Work to complete: Copy out every line of the records where the string "this" occurs.

[Dataset entries]
'''

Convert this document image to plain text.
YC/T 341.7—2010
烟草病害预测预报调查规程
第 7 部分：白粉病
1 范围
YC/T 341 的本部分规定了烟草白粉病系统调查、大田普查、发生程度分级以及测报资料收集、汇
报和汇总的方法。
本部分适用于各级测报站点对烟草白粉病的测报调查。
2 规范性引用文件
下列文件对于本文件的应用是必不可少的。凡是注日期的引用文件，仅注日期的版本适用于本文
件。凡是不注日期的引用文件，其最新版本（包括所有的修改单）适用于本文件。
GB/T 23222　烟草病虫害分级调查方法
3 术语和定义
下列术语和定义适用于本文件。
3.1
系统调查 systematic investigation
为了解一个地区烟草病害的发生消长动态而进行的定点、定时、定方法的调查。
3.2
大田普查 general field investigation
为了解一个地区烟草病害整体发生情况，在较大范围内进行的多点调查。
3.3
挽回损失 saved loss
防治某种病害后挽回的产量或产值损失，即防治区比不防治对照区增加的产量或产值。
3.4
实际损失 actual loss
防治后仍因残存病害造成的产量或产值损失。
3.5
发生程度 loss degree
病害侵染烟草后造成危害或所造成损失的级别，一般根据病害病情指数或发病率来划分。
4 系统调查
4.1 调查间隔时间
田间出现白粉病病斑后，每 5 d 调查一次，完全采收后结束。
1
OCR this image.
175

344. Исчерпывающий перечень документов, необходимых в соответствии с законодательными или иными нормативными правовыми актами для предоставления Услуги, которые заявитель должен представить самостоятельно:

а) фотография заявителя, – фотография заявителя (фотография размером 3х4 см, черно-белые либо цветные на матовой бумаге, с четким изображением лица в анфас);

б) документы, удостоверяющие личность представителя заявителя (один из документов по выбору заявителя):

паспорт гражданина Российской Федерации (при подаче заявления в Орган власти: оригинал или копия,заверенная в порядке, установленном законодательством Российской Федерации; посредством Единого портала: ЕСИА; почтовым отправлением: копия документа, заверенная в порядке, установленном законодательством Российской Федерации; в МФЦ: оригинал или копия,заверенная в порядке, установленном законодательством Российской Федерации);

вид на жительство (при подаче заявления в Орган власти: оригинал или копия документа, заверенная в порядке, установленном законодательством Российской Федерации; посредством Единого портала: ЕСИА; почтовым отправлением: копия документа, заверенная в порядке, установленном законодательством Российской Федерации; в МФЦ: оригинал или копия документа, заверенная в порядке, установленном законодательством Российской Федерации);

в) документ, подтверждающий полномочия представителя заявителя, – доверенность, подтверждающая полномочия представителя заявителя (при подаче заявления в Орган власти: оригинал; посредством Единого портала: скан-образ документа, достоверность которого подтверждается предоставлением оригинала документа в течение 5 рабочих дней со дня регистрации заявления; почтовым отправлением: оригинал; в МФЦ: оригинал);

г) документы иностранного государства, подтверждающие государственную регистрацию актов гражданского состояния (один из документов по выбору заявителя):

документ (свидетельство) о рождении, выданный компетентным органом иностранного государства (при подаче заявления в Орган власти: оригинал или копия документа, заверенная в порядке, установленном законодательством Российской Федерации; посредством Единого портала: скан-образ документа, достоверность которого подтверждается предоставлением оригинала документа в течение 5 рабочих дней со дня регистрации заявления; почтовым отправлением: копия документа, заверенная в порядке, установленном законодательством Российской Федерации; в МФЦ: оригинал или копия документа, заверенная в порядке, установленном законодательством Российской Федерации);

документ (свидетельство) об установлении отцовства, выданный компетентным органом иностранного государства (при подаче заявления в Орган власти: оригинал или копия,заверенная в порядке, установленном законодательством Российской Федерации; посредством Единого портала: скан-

'''

Written answer:
Convert this document image to plain text.
OCR this image.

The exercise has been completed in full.